# RECORDED INFORMATION start
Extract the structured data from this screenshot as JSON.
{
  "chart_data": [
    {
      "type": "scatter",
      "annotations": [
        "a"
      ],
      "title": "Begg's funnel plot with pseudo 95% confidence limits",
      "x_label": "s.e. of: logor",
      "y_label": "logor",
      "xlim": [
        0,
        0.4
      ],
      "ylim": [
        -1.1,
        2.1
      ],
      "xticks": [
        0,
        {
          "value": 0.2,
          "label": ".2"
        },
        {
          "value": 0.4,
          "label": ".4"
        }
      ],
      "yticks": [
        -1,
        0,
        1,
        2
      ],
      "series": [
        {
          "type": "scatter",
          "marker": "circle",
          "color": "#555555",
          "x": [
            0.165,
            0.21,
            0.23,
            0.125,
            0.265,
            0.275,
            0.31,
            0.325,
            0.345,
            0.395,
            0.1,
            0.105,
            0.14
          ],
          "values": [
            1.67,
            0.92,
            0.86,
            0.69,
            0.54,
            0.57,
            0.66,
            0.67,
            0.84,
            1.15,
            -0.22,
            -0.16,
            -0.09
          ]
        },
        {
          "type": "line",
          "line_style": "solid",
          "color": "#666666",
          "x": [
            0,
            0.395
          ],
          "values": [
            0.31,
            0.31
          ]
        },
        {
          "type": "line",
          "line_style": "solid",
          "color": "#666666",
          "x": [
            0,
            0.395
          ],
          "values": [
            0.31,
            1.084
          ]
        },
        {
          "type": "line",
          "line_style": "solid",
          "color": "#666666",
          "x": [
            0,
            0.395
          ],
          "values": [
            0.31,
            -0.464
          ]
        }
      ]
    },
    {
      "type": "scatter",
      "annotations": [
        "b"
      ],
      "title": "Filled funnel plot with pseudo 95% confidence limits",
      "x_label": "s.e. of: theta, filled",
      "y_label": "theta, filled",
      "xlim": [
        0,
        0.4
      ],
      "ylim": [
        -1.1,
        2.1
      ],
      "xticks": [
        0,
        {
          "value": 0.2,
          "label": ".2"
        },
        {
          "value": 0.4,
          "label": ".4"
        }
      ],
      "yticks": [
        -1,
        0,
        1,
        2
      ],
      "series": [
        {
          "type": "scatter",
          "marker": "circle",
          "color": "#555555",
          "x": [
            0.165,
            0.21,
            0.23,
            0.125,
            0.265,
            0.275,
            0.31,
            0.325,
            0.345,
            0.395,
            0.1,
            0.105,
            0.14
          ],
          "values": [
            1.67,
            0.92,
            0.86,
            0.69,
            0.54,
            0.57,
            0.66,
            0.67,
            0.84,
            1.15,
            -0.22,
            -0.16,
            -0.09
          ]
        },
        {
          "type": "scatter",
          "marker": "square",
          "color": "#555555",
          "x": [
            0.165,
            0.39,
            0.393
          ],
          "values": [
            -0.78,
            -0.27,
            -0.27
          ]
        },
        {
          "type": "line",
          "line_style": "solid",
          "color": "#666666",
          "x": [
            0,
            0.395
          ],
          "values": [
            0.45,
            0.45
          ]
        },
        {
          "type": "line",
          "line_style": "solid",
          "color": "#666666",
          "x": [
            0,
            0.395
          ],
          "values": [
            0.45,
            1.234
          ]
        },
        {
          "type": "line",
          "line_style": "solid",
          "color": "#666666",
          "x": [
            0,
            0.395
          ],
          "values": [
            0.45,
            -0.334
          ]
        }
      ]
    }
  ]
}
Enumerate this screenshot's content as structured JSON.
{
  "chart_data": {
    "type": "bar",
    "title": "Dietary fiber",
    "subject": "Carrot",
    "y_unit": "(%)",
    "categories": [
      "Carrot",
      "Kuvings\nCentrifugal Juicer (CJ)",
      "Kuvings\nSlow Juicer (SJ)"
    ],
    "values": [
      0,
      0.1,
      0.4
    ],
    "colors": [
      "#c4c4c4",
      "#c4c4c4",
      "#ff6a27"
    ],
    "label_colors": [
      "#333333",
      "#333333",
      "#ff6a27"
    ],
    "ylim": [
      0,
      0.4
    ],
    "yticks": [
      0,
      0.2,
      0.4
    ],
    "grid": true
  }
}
# RECORDED INFORMATION end
Quote each line above in full, word for word.

Extract the structured data from this screenshot as JSON.
{
  "chart_data": [
    {
      "type": "scatter",
      "annotations": [
        "a"
      ],
      "title": "Begg's funnel plot with pseudo 95% confidence limits",
      "x_label": "s.e. of: logor",
      "y_label": "logor",
      "xlim": [
        0,
        0.4
      ],
      "ylim": [
        -1.1,
        2.1
      ],
      "xticks": [
        0,
        {
          "value": 0.2,
          "label": ".2"
        },
        {
          "value": 0.4,
          "label": ".4"
        }
      ],
      "yticks": [
        -1,
        0,
        1,
        2
      ],
      "series": [
        {
          "type": "scatter",
          "marker": "circle",
          "color": "#555555",
          "x": [
            0.165,
            0.21,
            0.23,
            0.125,
            0.265,
            0.275,
            0.31,
            0.325,
            0.345,
            0.395,
            0.1,
            0.105,
            0.14
          ],
          "values": [
            1.67,
            0.92,
            0.86,
            0.69,
            0.54,
            0.57,
            0.66,
            0.67,
            0.84,
            1.15,
            -0.22,
            -0.16,
            -0.09
          ]
        },
        {
          "type": "line",
          "line_style": "solid",
          "color": "#666666",
          "x": [
            0,
            0.395
          ],
          "values": [
            0.31,
            0.31
          ]
        },
        {
          "type": "line",
          "line_style": "solid",
          "color": "#666666",
          "x": [
            0,
            0.395
          ],
          "values": [
            0.31,
            1.084
          ]
        },
        {
          "type": "line",
          "line_style": "solid",
          "color": "#666666",
          "x": [
            0,
            0.395
          ],
          "values": [
            0.31,
            -0.464
          ]
        }
      ]
    },
    {
      "type": "scatter",
      "annotations": [
        "b"
      ],
      "title": "Filled funnel plot with pseudo 95% confidence limits",
      "x_label": "s.e. of: theta, filled",
      "y_label": "theta, filled",
      "xlim": [
        0,
        0.4
      ],
      "ylim": [
        -1.1,
        2.1
      ],
      "xticks": [
        0,
        {
          "value": 0.2,
          "label": ".2"
        },
        {
          "value": 0.4,
          "label": ".4"
        }
      ],
      "yticks": [
        -1,
        0,
        1,
        2
      ],
      "series": [
        {
          "type": "scatter",
          "marker": "circle",
          "color": "#555555",
          "x": [
            0.165,
            0.21,
            0.23,
            0.125,
            0.265,
            0.275,
            0.31,
            0.325,
            0.345,
            0.395,
            0.1,
            0.105,
            0.14
          ],
          "values": [
            1.67,
            0.92,
            0.86,
            0.69,
            0.54,
            0.57,
            0.66,
            0.67,
            0.84,
            1.15,
            -0.22,
            -0.16,
            -0.09
          ]
        },
        {
          "type": "scatter",
          "marker": "square",
          "color": "#555555",
          "x": [
            0.165,
            0.39,
            0.393
          ],
          "values": [
            -0.78,
            -0.27,
            -0.27
          ]
        },
        {
          "type": "line",
          "line_style": "solid",
          "color": "#666666",
          "x": [
            0,
            0.395
          ],
          "values": [
            0.45,
            0.45
          ]
        },
        {
          "type": "line",
          "line_style": "solid",
          "color": "#666666",
          "x": [
            0,
            0.395
          ],
          "values": [
            0.45,
            1.234
          ]
        },
        {
          "type": "line",
          "line_style": "solid",
          "color": "#666666",
          "x": [
            0,
            0.395
          ],
          "values": [
            0.45,
            -0.334
          ]
        }
      ]
    }
  ]
}
Enumerate this screenshot's content as structured JSON.
{
  "chart_data": {
    "type": "bar",
    "title": "Dietary fiber",
    "subject": "Carrot",
    "y_unit": "(%)",
    "categories": [
      "Carrot",
      "Kuvings\nCentrifugal Juicer (CJ)",
      "Kuvings\nSlow Juicer (SJ)"
    ],
    "values": [
      0,
      0.1,
      0.4
    ],
    "colors": [
      "#c4c4c4",
      "#c4c4c4",
      "#ff6a27"
    ],
    "label_colors": [
      "#333333",
      "#333333",
      "#ff6a27"
    ],
    "ylim": [
      0,
      0.4
    ],
    "yticks": [
      0,
      0.2,
      0.4
    ],
    "grid": true
  }
}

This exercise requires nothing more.